▸ **WHAT IS REQUIRED**:
Transcribe every entry word for word, leaving out all images.

▸ **MATERIAL SHOWN**:
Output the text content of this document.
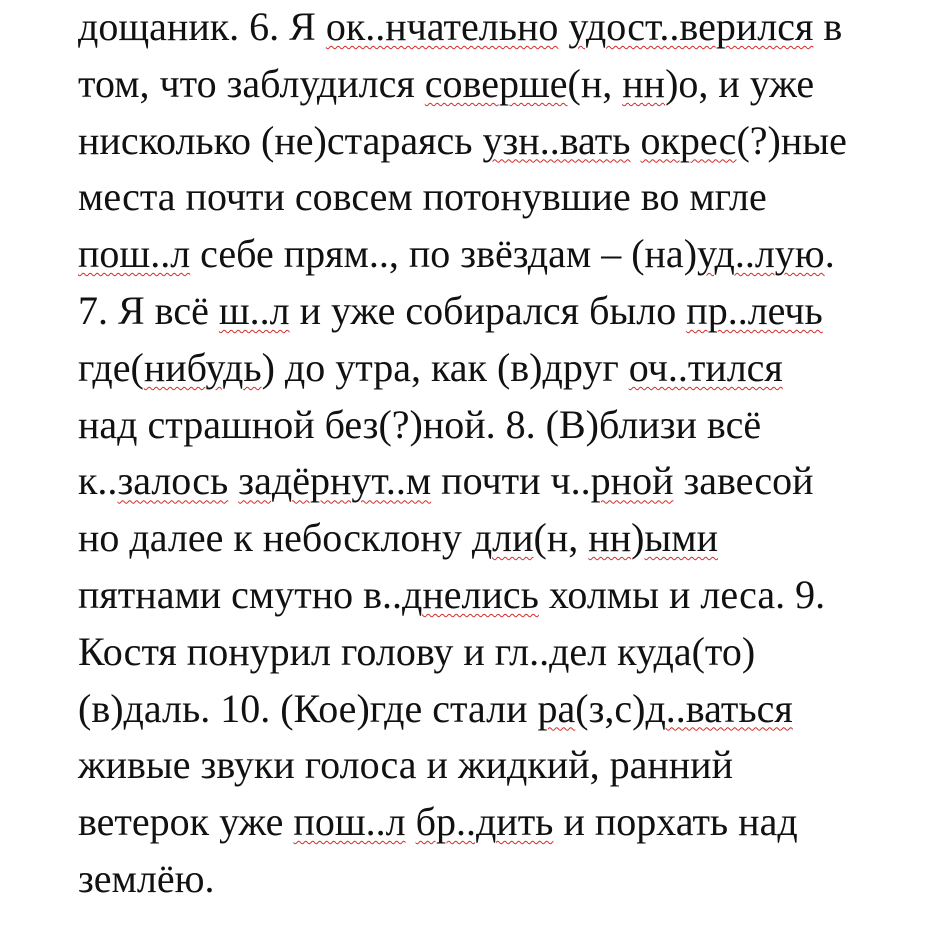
дощаник. 6. Я ок..нчательно удост..верился в
том, что заблудился соверше(н, нн)о, и уже
нисколько (не)стараясь узн..вать окрес(?)ные
места почти совсем потонувшие во мгле
пош..л себе прям.., по звёздам – (на)уд..лую.
7. Я всё ш..л и уже собирался было пр..лечь
где(нибудь) до утра, как (в)друг оч..тился
над страшной без(?)ной. 8. (В)близи всё
к..залось задёрнут..м почти ч..рной завесой
но далее к небосклону дли(н, нн)ыми
пятнами смутно в..днелись холмы и леса. 9.
Костя понурил голову и гл..дел куда(то)
(в)даль. 10. (Кое)где стали ра(з,с)д..ваться
живые звуки голоса и жидкий, ранний
ветерок уже пош..л бр..дить и порхать над
землёю.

▸ **EXPECTED ANSWER**:
Output the text content of this document.
дощаник. 6. Я ок..нчательно удост..верился в
том, что заблудился соверше(н, нн)о, и уже
нисколько (не)стараясь узн..вать окрес(?)ные
места почти совсем потонувшие во мгле
пош..л себе прям.., по звёздам – (на)уд..лую.
7. Я всё ш..л и уже собирался было пр..лечь
где(нибудь) до утра, как (в)друг оч..тился
над страшной без(?)ной. 8. (В)близи всё
к..залось задёрнут..м почти ч..рной завесой
но далее к небосклону дли(н, нн)ыми
пятнами смутно в..днелись холмы и леса. 9.
Костя понурил голову и гл..дел куда(то)
(в)даль. 10. (Кое)где стали ра(з,с)д..ваться
живые звуки голоса и жидкий, ранний
ветерок уже пош..л бр..дить и порхать над
землёю.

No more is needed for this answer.